### Entries taken from a collection
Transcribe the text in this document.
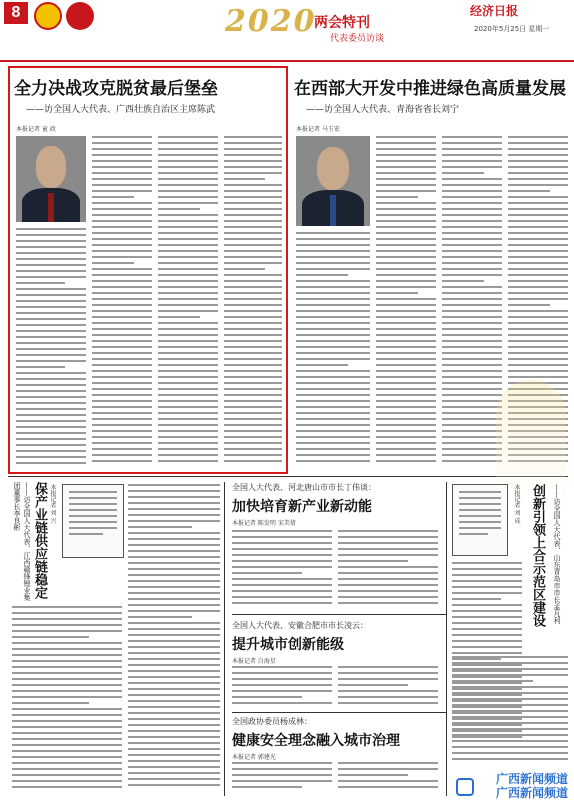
8	2020
两会特刊
代表委员访谈
经济日报
2020年5月25日 星期一
全力决战攻克脱贫最后堡垒
——访全国人大代表、广西壮族自治区主席陈武
本报记者 童 政
在西部大开发中推进绿色高质量发展
——访全国人大代表、青海省省长刘宁
本报记者 马玉宏
保产业链供应链稳定
——访全国人大代表、江西赣锋锂业集团董事长李良彬	本报记者 刘 兴	全国人大代表、河北唐山市市长丁伟谈：
加快培育新产业新动能
本报记者 陈发明 宋美倩
全国人大代表、安徽合肥市市长凌云：
提升城市创新能级
本报记者 白海星
全国政协委员杨成林：
健康安全理念融入城市治理
本报记者 郭建光
本报记者 刘 成 创新引领上合示范区建设 ——访全国人大代表、山东青岛市市长孟凡利
广西新闻频道
广西新闻频道
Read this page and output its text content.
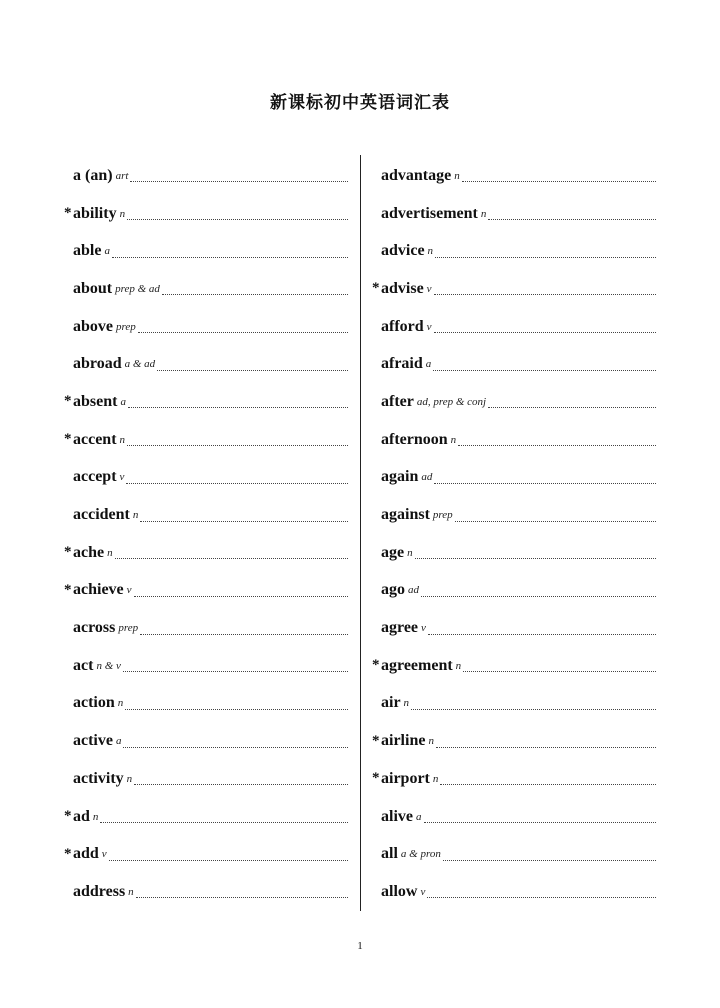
新课标初中英语词汇表
a (an) art
* ability n
able a
about prep & ad
above prep
abroad a & ad
* absent a
* accent n
accept v
accident n
* ache n
* achieve v
across prep
act n & v
action n
active a
activity n
* ad n
* add v
address n
advantage n
advertisement n
advice n
* advise v
afford v
afraid a
after ad, prep & conj
afternoon n
again ad
against prep
age n
ago ad
agree v
* agreement n
air n
* airline n
* airport n
alive a
all a & pron
allow v
1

### GOAL
Report how many lines in the listing above include the word "prep". Give nothing but the number.

### SOLUTION TO THE PROBLEM
5